Data excerpts.
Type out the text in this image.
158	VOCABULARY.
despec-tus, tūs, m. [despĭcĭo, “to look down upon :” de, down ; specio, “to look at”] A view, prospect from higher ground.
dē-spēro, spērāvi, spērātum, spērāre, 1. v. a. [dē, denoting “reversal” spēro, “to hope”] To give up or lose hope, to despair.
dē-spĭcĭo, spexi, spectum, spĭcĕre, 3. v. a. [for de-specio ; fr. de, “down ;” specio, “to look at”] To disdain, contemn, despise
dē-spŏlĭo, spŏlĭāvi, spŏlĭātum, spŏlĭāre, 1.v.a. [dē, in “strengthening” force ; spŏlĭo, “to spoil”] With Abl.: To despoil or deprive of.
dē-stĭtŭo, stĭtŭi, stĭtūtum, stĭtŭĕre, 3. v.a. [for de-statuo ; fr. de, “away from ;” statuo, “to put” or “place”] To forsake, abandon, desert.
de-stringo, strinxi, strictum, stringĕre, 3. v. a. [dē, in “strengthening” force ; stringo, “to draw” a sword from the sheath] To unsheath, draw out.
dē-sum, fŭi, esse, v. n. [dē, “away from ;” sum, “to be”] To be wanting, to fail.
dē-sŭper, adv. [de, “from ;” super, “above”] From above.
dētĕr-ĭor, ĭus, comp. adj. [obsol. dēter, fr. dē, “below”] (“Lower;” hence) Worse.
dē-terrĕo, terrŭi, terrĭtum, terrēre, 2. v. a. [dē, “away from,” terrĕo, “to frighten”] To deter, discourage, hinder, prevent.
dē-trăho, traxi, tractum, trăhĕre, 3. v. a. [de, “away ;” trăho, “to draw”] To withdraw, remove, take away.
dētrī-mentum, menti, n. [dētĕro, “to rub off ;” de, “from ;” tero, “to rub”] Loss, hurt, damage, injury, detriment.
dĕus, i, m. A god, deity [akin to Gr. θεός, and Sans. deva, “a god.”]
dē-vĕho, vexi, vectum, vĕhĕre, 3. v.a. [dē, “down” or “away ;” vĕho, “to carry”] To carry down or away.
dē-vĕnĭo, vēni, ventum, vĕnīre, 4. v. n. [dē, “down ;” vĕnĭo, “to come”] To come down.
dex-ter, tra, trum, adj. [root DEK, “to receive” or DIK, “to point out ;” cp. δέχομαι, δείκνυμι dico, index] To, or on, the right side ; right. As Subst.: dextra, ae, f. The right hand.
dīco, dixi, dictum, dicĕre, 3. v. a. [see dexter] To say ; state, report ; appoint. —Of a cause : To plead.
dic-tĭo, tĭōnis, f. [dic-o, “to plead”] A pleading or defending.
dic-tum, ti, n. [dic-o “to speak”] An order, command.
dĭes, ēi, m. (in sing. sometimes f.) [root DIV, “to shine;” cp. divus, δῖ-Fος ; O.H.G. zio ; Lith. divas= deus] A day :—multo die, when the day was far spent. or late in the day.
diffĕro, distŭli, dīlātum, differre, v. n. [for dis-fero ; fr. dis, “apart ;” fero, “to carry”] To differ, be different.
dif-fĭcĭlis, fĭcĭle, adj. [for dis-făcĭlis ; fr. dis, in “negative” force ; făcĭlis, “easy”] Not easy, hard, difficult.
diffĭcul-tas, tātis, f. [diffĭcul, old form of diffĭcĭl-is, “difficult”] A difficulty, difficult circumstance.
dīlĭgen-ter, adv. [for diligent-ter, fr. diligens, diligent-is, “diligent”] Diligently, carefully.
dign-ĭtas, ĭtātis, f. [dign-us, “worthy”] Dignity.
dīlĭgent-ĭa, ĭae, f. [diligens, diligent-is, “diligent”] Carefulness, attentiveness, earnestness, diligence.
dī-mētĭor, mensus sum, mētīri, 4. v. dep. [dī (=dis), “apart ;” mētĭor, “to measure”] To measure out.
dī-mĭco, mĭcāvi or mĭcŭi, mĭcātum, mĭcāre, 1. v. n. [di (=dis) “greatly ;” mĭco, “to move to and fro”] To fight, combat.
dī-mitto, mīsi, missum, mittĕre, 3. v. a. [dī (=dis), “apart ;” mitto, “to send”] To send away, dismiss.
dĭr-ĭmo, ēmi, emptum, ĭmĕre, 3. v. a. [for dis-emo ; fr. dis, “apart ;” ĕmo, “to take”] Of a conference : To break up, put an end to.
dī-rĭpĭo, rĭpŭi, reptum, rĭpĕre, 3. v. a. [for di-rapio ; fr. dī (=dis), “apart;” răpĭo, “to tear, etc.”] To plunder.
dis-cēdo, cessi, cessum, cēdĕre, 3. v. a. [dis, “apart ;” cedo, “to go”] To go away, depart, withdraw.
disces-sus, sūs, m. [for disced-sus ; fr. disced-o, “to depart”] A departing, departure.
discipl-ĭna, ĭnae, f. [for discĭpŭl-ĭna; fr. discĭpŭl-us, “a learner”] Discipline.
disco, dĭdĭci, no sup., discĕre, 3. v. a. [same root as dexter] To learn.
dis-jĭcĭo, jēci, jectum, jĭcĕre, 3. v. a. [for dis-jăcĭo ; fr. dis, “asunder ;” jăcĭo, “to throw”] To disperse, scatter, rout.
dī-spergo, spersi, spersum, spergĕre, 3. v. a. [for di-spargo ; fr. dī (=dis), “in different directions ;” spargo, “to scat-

EXERCISE TASK. Using the data above, copy each line that contains "carry".

RESULT FOR THIS EXERCISE.
dē-vĕho, vexi, vectum, vĕhĕre, 3. v.a. [dē, “down” or “away ;” vĕho, “to carry”] To carry down or away.
diffĕro, distŭli, dīlātum, differre, v. n. [for dis-fero ; fr. dis, “apart ;” fero, “to carry”] To differ, be different.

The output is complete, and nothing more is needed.